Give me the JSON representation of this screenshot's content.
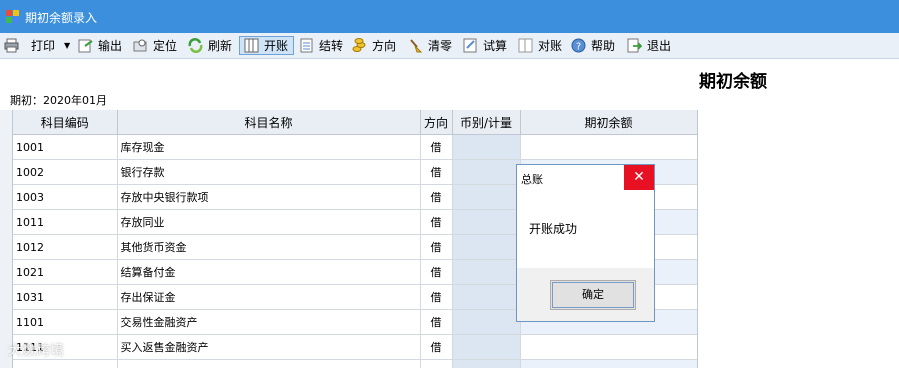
{
  "window": {
    "title": "期初余额录入"
  },
  "toolbar": {
    "print": "打印",
    "export": "输出",
    "locate": "定位",
    "refresh": "刷新",
    "open_account": "开账",
    "transfer": "结转",
    "direction": "方向",
    "clear_zero": "清零",
    "trial_balance": "试算",
    "reconcile": "对账",
    "help": "帮助",
    "exit": "退出"
  },
  "header": {
    "title": "期初余额",
    "period": "期初：2020年01月"
  },
  "table": {
    "columns": [
      "科目编码",
      "科目名称",
      "方向",
      "币别/计量",
      "期初余额"
    ],
    "rows": [
      {
        "code": "1001",
        "name": "库存现金",
        "dir": "借"
      },
      {
        "code": "1002",
        "name": "银行存款",
        "dir": "借"
      },
      {
        "code": "1003",
        "name": "存放中央银行款项",
        "dir": "借"
      },
      {
        "code": "1011",
        "name": "存放同业",
        "dir": "借"
      },
      {
        "code": "1012",
        "name": "其他货币资金",
        "dir": "借"
      },
      {
        "code": "1021",
        "name": "结算备付金",
        "dir": "借"
      },
      {
        "code": "1031",
        "name": "存出保证金",
        "dir": "借"
      },
      {
        "code": "1101",
        "name": "交易性金融资产",
        "dir": "借"
      },
      {
        "code": "1111",
        "name": "买入返售金融资产",
        "dir": "借"
      },
      {
        "code": "",
        "name": "",
        "dir": ""
      }
    ]
  },
  "dialog": {
    "title": "总账",
    "message": "开账成功",
    "ok": "确定",
    "close": "✕"
  },
  "watermark": "大数跨境",
  "colors": {
    "titlebar": "#3b8fdc",
    "close_red": "#e81123",
    "currency_col": "#dce6f2"
  }
}
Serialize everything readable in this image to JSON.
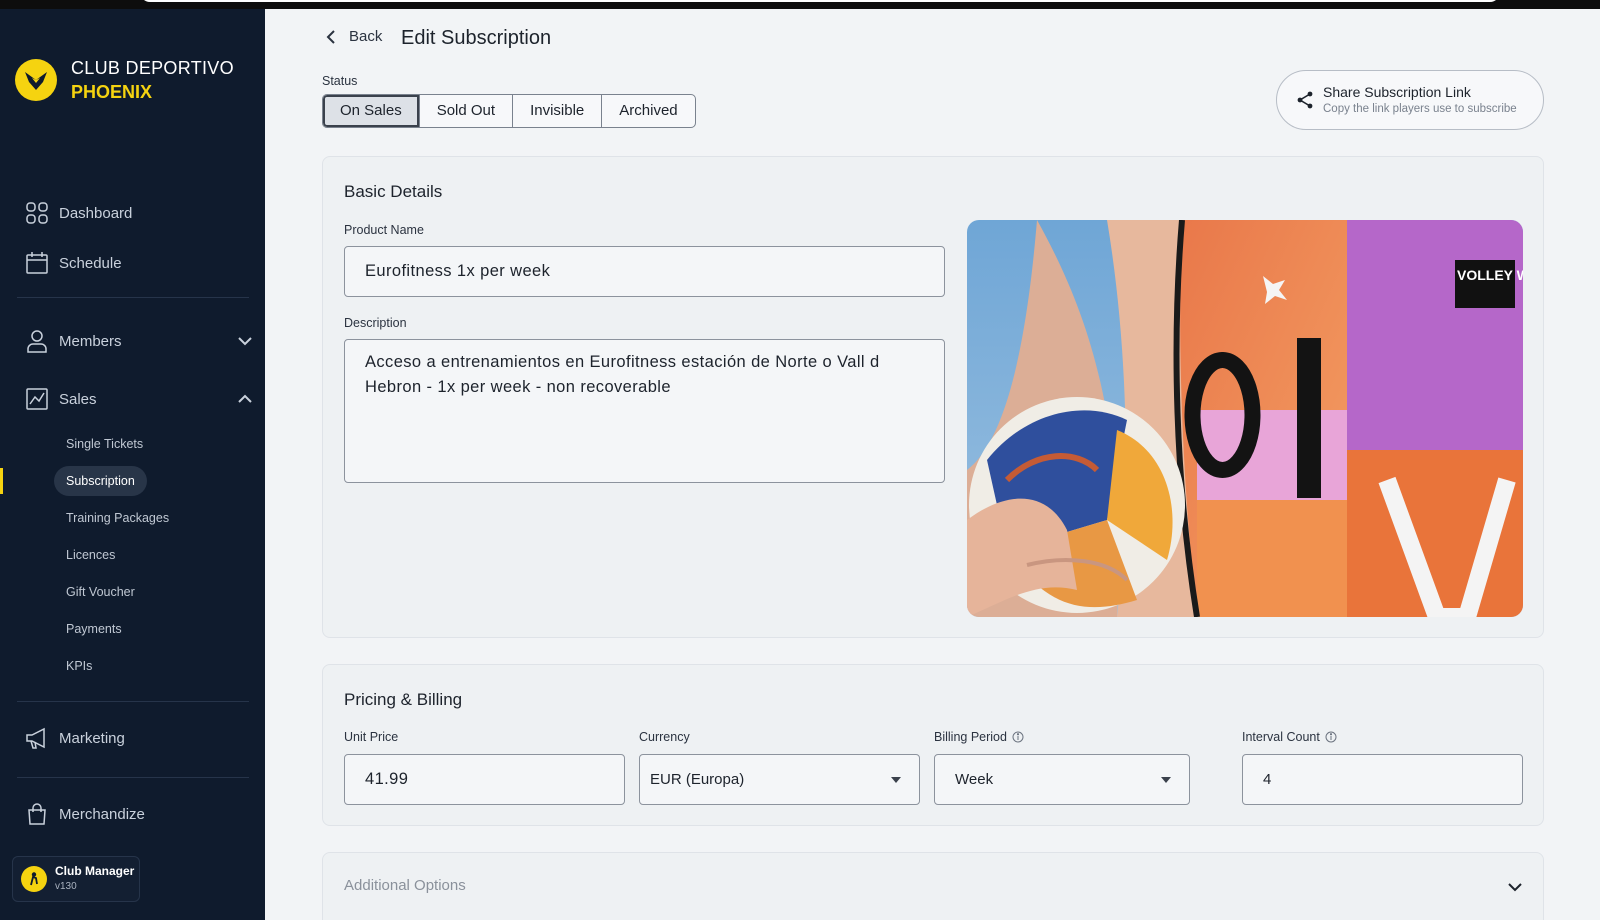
● ● ●
**Challenge:** Write out all the entries word for word, but skip any images.

**Solution for this exercise:**
Give me the JSON representation of this screenshot's content.
{
  "window": {
    "title": "期初余额录入"
  },
  "toolbar": {
    "print": "打印",
    "export": "输出",
    "locate": "定位",
    "refresh": "刷新",
    "open_account": "开账",
    "transfer": "结转",
    "direction": "方向",
    "clear_zero": "清零",
    "trial_balance": "试算",
    "reconcile": "对账",
    "help": "帮助",
    "exit": "退出"
  },
  "header": {
    "title": "期初余额",
    "period": "期初：2020年01月"
  },
  "table": {
    "columns": [
      "科目编码",
      "科目名称",
      "方向",
      "币别/计量",
      "期初余额"
    ],
    "rows": [
      {
        "code": "1001",
        "name": "库存现金",
        "dir": "借"
      },
      {
        "code": "1002",
        "name": "银行存款",
        "dir": "借"
      },
      {
        "code": "1003",
        "name": "存放中央银行款项",
        "dir": "借"
      },
      {
        "code": "1011",
        "name": "存放同业",
        "dir": "借"
      },
      {
        "code": "1012",
        "name": "其他货币资金",
        "dir": "借"
      },
      {
        "code": "1021",
        "name": "结算备付金",
        "dir": "借"
      },
      {
        "code": "1031",
        "name": "存出保证金",
        "dir": "借"
      },
      {
        "code": "1101",
        "name": "交易性金融资产",
        "dir": "借"
      },
      {
        "code": "1111",
        "name": "买入返售金融资产",
        "dir": "借"
      },
      {
        "code": "",
        "name": "",
        "dir": ""
      }
    ]
  },
  "dialog": {
    "title": "总账",
    "message": "开账成功",
    "ok": "确定",
    "close": "✕"
  },
  "watermark": "大数跨境",
  "colors": {
    "titlebar": "#3b8fdc",
    "close_red": "#e81123",
    "currency_col": "#dce6f2"
  }
}
Serialize everything readable in this image to JSON.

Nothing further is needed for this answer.